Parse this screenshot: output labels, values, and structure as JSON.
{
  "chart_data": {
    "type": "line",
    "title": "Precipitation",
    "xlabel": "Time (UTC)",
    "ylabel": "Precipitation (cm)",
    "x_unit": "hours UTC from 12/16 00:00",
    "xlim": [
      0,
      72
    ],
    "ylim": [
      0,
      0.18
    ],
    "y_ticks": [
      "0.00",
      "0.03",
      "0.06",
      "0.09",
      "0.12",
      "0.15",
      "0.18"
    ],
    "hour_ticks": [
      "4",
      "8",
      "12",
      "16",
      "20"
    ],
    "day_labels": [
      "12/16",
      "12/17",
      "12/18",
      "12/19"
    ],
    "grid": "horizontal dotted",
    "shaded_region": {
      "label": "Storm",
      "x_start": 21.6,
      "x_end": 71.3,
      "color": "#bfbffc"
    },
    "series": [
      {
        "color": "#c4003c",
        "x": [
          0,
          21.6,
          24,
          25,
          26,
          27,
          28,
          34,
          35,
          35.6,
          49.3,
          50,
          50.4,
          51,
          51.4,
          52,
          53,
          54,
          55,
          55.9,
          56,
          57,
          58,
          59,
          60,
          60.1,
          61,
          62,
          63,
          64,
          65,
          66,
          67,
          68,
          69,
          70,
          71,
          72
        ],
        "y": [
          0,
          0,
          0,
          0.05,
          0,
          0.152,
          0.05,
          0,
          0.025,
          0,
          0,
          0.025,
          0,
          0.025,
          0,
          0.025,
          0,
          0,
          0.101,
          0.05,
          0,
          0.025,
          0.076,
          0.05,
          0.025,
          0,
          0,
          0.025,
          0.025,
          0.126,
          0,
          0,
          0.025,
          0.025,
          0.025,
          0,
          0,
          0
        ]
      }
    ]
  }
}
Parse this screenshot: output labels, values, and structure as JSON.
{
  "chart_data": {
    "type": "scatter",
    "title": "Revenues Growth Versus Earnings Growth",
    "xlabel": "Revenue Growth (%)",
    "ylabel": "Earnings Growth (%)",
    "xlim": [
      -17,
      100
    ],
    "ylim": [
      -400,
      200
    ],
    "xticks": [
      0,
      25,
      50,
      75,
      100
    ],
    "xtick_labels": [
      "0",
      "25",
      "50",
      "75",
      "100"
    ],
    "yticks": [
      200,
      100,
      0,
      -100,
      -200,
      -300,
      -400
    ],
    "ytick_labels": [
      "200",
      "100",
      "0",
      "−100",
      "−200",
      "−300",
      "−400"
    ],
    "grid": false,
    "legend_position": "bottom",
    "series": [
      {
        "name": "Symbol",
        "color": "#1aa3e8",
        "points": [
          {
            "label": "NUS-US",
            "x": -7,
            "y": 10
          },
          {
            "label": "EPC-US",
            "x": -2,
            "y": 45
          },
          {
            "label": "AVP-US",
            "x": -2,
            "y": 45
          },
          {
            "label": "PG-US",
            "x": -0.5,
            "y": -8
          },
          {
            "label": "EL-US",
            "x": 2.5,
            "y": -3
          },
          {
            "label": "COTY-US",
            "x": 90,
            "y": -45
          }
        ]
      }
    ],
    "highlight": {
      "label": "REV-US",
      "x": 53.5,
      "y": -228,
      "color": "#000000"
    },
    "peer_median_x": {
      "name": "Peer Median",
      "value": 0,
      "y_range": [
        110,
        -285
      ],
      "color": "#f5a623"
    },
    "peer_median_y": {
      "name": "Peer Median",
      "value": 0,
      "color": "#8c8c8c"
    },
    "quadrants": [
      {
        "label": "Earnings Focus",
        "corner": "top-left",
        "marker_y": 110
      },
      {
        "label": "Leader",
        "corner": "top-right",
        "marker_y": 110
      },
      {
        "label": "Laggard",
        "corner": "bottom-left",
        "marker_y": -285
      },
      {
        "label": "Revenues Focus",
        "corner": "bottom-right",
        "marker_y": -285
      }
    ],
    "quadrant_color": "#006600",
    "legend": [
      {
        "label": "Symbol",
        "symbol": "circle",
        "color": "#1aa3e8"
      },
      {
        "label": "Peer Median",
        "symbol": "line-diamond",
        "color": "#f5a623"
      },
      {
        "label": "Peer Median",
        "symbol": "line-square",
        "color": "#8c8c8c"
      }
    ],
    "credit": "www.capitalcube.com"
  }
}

Given request:
Search the lines above for the string "xlabel" and copy each line that has it.

Response to this exercise:
    "xlabel": "Time (UTC)",
    "xlabel": "Revenue Growth (%)",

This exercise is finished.